= TASK OBJECTIVE =
Select and reproduce each line of the listing below that bears the string "involucro".

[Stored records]
-- Begin --

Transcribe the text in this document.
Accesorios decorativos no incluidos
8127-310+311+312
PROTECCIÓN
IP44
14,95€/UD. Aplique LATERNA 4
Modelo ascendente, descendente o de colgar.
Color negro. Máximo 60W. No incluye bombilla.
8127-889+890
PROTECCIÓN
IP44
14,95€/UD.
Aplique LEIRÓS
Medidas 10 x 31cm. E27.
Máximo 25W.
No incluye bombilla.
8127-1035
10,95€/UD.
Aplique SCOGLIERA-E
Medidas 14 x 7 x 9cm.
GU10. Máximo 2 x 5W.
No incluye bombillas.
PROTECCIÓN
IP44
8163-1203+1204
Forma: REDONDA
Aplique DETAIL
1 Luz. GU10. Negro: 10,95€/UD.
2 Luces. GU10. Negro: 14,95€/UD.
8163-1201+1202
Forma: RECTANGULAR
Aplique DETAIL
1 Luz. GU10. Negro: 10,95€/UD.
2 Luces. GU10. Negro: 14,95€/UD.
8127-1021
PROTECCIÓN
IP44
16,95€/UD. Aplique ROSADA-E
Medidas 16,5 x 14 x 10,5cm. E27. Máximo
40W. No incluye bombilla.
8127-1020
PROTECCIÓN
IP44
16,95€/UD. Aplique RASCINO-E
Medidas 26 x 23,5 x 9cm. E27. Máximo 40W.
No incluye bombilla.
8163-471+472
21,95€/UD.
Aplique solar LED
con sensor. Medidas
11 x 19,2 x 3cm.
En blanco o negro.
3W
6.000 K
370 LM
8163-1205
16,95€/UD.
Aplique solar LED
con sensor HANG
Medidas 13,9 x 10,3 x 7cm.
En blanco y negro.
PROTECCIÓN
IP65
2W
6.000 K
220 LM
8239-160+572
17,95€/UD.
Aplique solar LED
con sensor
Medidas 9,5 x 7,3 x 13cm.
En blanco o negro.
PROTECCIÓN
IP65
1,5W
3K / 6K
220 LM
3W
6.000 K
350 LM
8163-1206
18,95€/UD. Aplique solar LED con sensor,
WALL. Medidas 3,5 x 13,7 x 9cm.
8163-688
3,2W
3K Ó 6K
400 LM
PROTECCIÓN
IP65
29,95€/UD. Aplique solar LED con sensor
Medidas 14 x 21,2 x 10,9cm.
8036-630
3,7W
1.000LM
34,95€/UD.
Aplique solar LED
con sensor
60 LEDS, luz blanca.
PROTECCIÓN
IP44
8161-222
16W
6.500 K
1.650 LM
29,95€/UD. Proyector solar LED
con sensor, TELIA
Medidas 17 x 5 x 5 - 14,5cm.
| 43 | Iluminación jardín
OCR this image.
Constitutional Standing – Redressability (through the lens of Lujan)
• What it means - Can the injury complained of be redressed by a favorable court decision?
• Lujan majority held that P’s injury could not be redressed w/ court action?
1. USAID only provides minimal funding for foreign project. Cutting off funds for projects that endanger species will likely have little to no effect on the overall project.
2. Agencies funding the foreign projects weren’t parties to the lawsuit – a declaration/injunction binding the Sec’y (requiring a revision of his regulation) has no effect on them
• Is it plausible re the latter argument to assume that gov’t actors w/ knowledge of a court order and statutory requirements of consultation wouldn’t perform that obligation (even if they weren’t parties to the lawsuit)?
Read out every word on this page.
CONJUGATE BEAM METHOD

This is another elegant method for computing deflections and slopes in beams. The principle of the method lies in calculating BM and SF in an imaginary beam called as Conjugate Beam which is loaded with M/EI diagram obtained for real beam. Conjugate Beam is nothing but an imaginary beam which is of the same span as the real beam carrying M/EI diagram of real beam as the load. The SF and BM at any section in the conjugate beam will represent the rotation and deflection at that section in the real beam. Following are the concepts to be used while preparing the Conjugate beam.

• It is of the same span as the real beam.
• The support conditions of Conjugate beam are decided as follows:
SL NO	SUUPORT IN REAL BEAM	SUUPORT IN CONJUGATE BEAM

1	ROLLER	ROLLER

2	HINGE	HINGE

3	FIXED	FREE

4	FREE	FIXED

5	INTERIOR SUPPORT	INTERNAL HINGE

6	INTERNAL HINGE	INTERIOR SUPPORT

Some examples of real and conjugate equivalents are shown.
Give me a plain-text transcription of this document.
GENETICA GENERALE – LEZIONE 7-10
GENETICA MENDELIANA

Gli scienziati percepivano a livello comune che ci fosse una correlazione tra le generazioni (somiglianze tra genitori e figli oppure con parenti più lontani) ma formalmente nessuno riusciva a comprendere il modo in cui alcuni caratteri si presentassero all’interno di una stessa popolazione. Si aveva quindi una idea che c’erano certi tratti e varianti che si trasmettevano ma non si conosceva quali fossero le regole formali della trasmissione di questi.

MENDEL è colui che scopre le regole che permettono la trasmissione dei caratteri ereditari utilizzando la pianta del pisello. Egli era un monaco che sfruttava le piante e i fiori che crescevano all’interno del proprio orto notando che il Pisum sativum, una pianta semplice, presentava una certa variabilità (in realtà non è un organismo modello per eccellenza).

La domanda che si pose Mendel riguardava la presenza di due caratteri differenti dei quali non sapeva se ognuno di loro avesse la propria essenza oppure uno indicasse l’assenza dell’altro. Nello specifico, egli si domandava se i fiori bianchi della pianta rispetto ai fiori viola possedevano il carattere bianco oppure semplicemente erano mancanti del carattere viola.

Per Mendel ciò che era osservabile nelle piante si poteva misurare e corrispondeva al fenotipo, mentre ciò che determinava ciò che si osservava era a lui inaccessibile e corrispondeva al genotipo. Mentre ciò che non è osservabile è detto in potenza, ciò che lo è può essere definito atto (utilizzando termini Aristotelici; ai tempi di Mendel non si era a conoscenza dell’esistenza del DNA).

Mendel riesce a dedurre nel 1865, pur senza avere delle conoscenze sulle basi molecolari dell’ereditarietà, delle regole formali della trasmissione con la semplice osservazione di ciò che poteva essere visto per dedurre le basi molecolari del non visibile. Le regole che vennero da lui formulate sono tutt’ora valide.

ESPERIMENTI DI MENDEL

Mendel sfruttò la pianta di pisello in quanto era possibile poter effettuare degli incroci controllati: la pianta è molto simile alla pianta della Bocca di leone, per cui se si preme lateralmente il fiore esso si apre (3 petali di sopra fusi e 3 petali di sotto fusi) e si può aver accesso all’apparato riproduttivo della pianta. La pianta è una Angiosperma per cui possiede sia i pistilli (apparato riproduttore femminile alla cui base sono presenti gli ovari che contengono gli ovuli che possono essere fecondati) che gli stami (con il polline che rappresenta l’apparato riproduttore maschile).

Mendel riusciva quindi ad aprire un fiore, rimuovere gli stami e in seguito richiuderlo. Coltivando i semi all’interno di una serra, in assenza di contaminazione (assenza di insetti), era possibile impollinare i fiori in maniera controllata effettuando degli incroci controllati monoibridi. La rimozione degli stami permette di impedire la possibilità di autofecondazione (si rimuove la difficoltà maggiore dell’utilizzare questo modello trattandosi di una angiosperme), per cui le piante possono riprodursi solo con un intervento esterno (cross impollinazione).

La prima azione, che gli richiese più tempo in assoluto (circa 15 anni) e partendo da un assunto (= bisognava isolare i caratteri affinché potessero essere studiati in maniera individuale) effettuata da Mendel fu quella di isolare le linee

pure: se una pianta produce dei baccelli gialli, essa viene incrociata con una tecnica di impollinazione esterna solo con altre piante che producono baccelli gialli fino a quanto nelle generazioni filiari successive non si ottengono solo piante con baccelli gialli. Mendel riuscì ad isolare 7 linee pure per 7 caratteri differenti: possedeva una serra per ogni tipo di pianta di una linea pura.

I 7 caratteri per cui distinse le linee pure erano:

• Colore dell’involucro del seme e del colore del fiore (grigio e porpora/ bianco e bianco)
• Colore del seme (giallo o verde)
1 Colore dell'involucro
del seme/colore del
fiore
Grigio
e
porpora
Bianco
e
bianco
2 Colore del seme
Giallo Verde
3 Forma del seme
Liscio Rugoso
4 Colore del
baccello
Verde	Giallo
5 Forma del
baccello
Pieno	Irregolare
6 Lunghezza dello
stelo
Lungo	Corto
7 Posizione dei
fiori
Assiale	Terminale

-- End --

= WRITTEN REPLY =
• Colore dell’involucro del seme e del colore del fiore (grigio e porpora/ bianco e bianco)
1 Colore dell'involucro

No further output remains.